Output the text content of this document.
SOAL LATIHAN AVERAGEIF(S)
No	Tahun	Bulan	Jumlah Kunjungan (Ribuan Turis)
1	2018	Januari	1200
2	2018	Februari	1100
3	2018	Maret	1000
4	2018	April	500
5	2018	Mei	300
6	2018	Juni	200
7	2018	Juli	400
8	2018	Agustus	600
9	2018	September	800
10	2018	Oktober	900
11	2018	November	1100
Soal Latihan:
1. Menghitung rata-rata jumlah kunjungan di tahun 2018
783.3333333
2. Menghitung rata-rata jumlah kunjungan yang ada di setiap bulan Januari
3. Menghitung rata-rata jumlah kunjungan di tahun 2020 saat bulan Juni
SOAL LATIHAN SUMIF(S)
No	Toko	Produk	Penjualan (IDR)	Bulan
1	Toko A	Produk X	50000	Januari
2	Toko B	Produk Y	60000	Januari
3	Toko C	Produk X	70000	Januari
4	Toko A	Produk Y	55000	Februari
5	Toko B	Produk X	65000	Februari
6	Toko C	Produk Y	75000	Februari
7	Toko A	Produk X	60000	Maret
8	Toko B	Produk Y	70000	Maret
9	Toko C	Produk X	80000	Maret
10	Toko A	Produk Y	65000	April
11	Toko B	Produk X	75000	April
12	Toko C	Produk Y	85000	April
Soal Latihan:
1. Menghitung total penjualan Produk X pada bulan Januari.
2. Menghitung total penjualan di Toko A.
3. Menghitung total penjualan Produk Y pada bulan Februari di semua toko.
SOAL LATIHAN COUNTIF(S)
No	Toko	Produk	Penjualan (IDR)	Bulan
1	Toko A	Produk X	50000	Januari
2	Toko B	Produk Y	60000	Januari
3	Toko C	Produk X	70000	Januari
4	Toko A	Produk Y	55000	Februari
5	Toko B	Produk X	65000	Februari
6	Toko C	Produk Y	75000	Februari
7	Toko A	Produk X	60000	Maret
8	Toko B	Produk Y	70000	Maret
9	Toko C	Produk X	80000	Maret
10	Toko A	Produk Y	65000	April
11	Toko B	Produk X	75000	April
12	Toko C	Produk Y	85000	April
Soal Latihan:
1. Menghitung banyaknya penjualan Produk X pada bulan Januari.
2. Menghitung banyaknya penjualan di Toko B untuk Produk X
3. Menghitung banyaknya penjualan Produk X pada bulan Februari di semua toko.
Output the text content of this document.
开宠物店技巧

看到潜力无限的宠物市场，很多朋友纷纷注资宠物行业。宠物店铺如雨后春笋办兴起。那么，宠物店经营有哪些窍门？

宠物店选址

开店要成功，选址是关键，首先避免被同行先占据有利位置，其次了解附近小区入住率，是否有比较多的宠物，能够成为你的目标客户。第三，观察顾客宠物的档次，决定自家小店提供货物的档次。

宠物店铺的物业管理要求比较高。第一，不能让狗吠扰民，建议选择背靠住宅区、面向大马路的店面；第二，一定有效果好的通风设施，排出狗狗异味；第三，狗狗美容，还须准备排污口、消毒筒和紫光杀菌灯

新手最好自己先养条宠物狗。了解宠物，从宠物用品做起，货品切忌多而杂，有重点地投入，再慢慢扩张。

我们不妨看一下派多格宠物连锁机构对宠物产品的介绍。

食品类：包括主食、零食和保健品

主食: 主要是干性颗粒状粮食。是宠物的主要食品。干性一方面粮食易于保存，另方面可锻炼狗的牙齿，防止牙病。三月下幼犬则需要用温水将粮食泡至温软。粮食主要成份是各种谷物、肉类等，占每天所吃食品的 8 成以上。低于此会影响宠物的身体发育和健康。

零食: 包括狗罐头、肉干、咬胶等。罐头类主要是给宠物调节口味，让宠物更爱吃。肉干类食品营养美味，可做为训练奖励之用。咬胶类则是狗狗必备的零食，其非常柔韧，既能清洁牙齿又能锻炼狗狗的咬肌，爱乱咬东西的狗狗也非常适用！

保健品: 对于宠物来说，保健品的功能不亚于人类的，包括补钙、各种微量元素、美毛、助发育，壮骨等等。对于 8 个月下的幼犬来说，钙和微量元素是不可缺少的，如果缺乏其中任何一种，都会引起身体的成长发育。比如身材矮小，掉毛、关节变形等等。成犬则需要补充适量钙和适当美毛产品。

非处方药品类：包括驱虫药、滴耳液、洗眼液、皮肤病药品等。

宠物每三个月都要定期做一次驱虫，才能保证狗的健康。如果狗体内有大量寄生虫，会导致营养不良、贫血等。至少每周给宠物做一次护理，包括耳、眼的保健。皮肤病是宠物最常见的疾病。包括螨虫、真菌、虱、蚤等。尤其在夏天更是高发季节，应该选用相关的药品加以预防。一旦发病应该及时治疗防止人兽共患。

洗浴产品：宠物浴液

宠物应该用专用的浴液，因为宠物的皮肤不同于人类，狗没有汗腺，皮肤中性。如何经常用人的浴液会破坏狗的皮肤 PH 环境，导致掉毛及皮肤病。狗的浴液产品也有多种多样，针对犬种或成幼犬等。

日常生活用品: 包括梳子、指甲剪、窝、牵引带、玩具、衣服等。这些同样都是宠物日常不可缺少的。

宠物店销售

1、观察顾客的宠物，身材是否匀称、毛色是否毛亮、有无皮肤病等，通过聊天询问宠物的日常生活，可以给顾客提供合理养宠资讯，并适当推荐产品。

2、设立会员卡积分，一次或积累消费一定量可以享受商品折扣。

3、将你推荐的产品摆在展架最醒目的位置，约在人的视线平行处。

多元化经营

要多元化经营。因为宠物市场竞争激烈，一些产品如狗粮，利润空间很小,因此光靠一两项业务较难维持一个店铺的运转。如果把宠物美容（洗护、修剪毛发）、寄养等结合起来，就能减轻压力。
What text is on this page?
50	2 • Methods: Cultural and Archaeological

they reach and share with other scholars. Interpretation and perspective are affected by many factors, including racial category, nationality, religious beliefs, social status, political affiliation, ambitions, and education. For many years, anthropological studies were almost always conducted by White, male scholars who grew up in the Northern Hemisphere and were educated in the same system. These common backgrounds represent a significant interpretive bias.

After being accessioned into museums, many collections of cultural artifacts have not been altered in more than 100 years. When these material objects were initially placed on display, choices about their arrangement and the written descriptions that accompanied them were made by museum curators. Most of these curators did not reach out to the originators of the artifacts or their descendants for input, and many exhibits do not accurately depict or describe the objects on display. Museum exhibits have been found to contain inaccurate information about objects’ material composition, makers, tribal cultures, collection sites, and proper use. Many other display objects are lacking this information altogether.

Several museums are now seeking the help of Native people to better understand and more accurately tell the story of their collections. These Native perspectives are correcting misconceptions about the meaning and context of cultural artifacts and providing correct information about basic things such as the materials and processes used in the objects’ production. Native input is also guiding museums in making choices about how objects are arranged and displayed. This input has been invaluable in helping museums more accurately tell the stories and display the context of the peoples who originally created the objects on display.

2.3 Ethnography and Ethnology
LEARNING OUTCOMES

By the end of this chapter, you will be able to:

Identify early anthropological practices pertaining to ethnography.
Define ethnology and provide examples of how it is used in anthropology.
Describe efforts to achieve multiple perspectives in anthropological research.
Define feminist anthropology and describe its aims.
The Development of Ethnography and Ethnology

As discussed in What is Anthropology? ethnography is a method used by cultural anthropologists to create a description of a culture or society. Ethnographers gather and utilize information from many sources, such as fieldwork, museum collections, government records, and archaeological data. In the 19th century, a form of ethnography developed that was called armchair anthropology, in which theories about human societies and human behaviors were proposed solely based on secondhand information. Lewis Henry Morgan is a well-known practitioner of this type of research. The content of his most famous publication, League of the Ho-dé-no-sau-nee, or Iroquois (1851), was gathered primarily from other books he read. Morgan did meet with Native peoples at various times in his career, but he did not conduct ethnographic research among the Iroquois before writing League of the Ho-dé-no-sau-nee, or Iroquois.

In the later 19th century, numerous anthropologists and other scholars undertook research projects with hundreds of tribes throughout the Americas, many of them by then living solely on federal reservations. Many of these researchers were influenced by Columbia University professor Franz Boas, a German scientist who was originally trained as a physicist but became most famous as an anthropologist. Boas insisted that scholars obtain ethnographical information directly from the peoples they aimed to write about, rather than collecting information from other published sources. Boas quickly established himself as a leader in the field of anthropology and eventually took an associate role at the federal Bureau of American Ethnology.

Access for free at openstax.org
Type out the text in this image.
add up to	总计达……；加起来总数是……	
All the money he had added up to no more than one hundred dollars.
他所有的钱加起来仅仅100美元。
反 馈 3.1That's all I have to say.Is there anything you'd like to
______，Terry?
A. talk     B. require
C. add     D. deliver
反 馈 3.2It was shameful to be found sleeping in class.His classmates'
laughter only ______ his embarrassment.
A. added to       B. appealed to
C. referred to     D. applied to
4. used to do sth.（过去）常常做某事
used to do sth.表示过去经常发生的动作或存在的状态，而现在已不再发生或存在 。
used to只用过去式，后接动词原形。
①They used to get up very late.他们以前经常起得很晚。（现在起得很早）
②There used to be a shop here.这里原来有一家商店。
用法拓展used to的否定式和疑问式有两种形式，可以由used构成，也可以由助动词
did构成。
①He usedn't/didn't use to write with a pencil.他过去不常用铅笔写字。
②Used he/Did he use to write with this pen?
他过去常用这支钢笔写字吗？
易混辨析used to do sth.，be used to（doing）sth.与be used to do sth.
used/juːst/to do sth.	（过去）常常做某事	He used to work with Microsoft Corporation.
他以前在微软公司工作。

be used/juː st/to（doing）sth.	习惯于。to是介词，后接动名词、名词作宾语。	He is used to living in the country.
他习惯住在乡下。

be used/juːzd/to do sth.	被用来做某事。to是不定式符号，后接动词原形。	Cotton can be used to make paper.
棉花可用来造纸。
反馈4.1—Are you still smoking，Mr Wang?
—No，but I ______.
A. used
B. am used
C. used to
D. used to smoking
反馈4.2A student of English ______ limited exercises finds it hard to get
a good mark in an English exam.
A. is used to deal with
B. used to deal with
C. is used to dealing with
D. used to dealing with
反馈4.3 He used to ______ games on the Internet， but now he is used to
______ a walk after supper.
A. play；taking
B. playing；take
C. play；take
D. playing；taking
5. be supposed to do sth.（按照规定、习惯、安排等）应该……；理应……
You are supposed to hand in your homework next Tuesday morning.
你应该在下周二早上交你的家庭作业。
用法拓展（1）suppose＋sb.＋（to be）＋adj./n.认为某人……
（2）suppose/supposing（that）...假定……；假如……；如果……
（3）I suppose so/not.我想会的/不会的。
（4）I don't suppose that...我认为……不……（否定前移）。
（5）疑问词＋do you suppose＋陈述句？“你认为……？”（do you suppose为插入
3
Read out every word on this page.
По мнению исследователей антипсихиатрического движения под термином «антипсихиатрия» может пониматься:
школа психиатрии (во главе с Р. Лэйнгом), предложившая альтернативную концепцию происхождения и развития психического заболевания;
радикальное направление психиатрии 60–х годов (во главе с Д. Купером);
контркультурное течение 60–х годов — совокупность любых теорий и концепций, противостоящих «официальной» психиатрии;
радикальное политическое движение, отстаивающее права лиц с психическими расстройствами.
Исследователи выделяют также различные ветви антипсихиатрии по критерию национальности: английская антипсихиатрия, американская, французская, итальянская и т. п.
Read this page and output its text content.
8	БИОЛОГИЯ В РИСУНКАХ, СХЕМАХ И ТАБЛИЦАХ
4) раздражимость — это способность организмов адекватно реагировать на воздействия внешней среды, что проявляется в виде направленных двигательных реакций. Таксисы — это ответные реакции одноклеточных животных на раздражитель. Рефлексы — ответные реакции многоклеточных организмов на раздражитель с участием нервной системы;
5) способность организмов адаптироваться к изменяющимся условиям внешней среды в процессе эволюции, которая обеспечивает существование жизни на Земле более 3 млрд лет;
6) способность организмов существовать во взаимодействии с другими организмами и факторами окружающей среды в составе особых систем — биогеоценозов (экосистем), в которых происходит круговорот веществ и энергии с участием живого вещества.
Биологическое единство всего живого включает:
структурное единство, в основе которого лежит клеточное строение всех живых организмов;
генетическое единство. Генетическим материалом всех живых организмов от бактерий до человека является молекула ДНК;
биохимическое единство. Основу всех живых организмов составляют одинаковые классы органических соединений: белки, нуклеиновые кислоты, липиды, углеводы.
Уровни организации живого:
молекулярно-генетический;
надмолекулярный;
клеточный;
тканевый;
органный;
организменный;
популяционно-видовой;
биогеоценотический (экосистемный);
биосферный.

+++

**The exercise**
Locate the lines above that hold the word "sources". Show every one of them.

**Exercise solution**
As discussed in What is Anthropology? ethnography is a method used by cultural anthropologists to create a description of a culture or society. Ethnographers gather and utilize information from many sources, such as fieldwork, museum collections, government records, and archaeological data. In the 19th century, a form of ethnography developed that was called armchair anthropology, in which theories about human societies and human behaviors were proposed solely based on secondhand information. Lewis Henry Morgan is a well-known practitioner of this type of research. The content of his most famous publication, League of the Ho-dé-no-sau-nee, or Iroquois (1851), was gathered primarily from other books he read. Morgan did meet with Native peoples at various times in his career, but he did not conduct ethnographic research among the Iroquois before writing League of the Ho-dé-no-sau-nee, or Iroquois.
In the later 19th century, numerous anthropologists and other scholars undertook research projects with hundreds of tribes throughout the Americas, many of them by then living solely on federal reservations. Many of these researchers were influenced by Columbia University professor Franz Boas, a German scientist who was originally trained as a physicist but became most famous as an anthropologist. Boas insisted that scholars obtain ethnographical information directly from the peoples they aimed to write about, rather than collecting information from other published sources. Boas quickly established himself as a leader in the field of anthropology and eventually took an associate role at the federal Bureau of American Ethnology.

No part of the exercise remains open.